- [Records to process]
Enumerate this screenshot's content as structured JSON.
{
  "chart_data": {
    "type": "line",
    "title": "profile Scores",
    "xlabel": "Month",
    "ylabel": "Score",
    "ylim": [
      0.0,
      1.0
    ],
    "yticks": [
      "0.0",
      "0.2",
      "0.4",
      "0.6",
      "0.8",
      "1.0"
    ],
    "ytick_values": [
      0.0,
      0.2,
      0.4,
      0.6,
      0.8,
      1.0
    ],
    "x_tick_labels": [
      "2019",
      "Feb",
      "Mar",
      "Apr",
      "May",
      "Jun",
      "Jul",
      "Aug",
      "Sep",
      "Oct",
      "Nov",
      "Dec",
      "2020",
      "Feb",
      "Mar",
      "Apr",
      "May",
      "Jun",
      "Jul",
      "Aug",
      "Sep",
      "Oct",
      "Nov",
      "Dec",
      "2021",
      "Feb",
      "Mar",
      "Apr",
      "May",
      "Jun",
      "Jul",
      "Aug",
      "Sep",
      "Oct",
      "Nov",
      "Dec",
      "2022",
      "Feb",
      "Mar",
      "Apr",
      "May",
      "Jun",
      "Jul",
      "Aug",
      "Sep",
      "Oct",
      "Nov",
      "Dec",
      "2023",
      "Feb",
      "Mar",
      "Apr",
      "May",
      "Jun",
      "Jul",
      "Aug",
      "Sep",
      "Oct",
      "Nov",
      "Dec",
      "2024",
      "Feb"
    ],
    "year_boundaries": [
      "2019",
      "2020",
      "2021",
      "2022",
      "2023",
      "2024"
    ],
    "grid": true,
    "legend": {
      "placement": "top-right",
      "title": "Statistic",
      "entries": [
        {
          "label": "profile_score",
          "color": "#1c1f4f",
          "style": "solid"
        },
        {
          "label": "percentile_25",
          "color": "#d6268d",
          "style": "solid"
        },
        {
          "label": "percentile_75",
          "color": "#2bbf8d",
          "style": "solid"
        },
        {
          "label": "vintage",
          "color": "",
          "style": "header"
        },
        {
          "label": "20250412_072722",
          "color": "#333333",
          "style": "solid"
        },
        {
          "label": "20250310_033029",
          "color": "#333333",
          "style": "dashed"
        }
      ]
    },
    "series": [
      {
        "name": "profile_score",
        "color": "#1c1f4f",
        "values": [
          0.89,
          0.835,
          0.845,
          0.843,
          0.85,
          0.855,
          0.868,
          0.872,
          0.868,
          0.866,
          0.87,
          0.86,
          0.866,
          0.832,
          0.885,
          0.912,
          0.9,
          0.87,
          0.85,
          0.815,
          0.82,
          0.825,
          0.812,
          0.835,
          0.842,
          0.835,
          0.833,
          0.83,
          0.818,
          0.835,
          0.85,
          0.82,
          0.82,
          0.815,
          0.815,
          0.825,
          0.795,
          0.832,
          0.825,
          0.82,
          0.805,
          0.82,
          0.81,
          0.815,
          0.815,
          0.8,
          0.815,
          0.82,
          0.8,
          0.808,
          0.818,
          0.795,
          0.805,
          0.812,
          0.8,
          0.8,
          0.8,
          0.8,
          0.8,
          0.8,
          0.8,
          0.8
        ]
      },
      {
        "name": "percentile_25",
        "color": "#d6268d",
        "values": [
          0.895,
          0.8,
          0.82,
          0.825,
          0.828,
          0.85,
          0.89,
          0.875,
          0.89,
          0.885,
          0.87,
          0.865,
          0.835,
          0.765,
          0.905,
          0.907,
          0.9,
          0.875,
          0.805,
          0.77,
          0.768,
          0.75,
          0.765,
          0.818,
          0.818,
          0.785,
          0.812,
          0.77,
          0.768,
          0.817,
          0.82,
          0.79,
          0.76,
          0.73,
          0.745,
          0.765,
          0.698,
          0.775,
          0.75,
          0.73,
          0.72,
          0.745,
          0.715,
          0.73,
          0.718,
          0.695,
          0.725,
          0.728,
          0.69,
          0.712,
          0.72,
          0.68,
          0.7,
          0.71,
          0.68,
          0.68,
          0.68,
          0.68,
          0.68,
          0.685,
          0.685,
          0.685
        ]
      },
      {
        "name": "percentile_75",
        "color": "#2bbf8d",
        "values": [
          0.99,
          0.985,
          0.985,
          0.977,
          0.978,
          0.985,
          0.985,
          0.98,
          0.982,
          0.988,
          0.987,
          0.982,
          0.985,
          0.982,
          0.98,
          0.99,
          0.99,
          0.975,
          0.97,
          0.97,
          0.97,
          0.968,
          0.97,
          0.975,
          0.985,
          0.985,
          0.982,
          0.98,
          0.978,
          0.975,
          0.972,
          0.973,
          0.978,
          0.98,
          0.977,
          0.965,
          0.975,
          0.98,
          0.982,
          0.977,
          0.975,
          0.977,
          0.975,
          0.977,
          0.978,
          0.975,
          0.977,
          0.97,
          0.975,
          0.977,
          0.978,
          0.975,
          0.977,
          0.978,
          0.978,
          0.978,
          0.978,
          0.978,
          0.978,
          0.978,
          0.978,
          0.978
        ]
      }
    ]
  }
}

- [Exercise task] Every entry above should be retyped exactly as shown.

- [Task response]
Enumerate this screenshot's content as structured JSON.
{
  "chart_data": {
    "type": "line",
    "title": "profile Scores",
    "xlabel": "Month",
    "ylabel": "Score",
    "ylim": [
      0.0,
      1.0
    ],
    "yticks": [
      "0.0",
      "0.2",
      "0.4",
      "0.6",
      "0.8",
      "1.0"
    ],
    "ytick_values": [
      0.0,
      0.2,
      0.4,
      0.6,
      0.8,
      1.0
    ],
    "x_tick_labels": [
      "2019",
      "Feb",
      "Mar",
      "Apr",
      "May",
      "Jun",
      "Jul",
      "Aug",
      "Sep",
      "Oct",
      "Nov",
      "Dec",
      "2020",
      "Feb",
      "Mar",
      "Apr",
      "May",
      "Jun",
      "Jul",
      "Aug",
      "Sep",
      "Oct",
      "Nov",
      "Dec",
      "2021",
      "Feb",
      "Mar",
      "Apr",
      "May",
      "Jun",
      "Jul",
      "Aug",
      "Sep",
      "Oct",
      "Nov",
      "Dec",
      "2022",
      "Feb",
      "Mar",
      "Apr",
      "May",
      "Jun",
      "Jul",
      "Aug",
      "Sep",
      "Oct",
      "Nov",
      "Dec",
      "2023",
      "Feb",
      "Mar",
      "Apr",
      "May",
      "Jun",
      "Jul",
      "Aug",
      "Sep",
      "Oct",
      "Nov",
      "Dec",
      "2024",
      "Feb"
    ],
    "year_boundaries": [
      "2019",
      "2020",
      "2021",
      "2022",
      "2023",
      "2024"
    ],
    "grid": true,
    "legend": {
      "placement": "top-right",
      "title": "Statistic",
      "entries": [
        {
          "label": "profile_score",
          "color": "#1c1f4f",
          "style": "solid"
        },
        {
          "label": "percentile_25",
          "color": "#d6268d",
          "style": "solid"
        },
        {
          "label": "percentile_75",
          "color": "#2bbf8d",
          "style": "solid"
        },
        {
          "label": "vintage",
          "color": "",
          "style": "header"
        },
        {
          "label": "20250412_072722",
          "color": "#333333",
          "style": "solid"
        },
        {
          "label": "20250310_033029",
          "color": "#333333",
          "style": "dashed"
        }
      ]
    },
    "series": [
      {
        "name": "profile_score",
        "color": "#1c1f4f",
        "values": [
          0.89,
          0.835,
          0.845,
          0.843,
          0.85,
          0.855,
          0.868,
          0.872,
          0.868,
          0.866,
          0.87,
          0.86,
          0.866,
          0.832,
          0.885,
          0.912,
          0.9,
          0.87,
          0.85,
          0.815,
          0.82,
          0.825,
          0.812,
          0.835,
          0.842,
          0.835,
          0.833,
          0.83,
          0.818,
          0.835,
          0.85,
          0.82,
          0.82,
          0.815,
          0.815,
          0.825,
          0.795,
          0.832,
          0.825,
          0.82,
          0.805,
          0.82,
          0.81,
          0.815,
          0.815,
          0.8,
          0.815,
          0.82,
          0.8,
          0.808,
          0.818,
          0.795,
          0.805,
          0.812,
          0.8,
          0.8,
          0.8,
          0.8,
          0.8,
          0.8,
          0.8,
          0.8
        ]
      },
      {
        "name": "percentile_25",
        "color": "#d6268d",
        "values": [
          0.895,
          0.8,
          0.82,
          0.825,
          0.828,
          0.85,
          0.89,
          0.875,
          0.89,
          0.885,
          0.87,
          0.865,
          0.835,
          0.765,
          0.905,
          0.907,
          0.9,
          0.875,
          0.805,
          0.77,
          0.768,
          0.75,
          0.765,
          0.818,
          0.818,
          0.785,
          0.812,
          0.77,
          0.768,
          0.817,
          0.82,
          0.79,
          0.76,
          0.73,
          0.745,
          0.765,
          0.698,
          0.775,
          0.75,
          0.73,
          0.72,
          0.745,
          0.715,
          0.73,
          0.718,
          0.695,
          0.725,
          0.728,
          0.69,
          0.712,
          0.72,
          0.68,
          0.7,
          0.71,
          0.68,
          0.68,
          0.68,
          0.68,
          0.68,
          0.685,
          0.685,
          0.685
        ]
      },
      {
        "name": "percentile_75",
        "color": "#2bbf8d",
        "values": [
          0.99,
          0.985,
          0.985,
          0.977,
          0.978,
          0.985,
          0.985,
          0.98,
          0.982,
          0.988,
          0.987,
          0.982,
          0.985,
          0.982,
          0.98,
          0.99,
          0.99,
          0.975,
          0.97,
          0.97,
          0.97,
          0.968,
          0.97,
          0.975,
          0.985,
          0.985,
          0.982,
          0.98,
          0.978,
          0.975,
          0.972,
          0.973,
          0.978,
          0.98,
          0.977,
          0.965,
          0.975,
          0.98,
          0.982,
          0.977,
          0.975,
          0.977,
          0.975,
          0.977,
          0.978,
          0.975,
          0.977,
          0.97,
          0.975,
          0.977,
          0.978,
          0.975,
          0.977,
          0.978,
          0.978,
          0.978,
          0.978,
          0.978,
          0.978,
          0.978,
          0.978,
          0.978
        ]
      }
    ]
  }
}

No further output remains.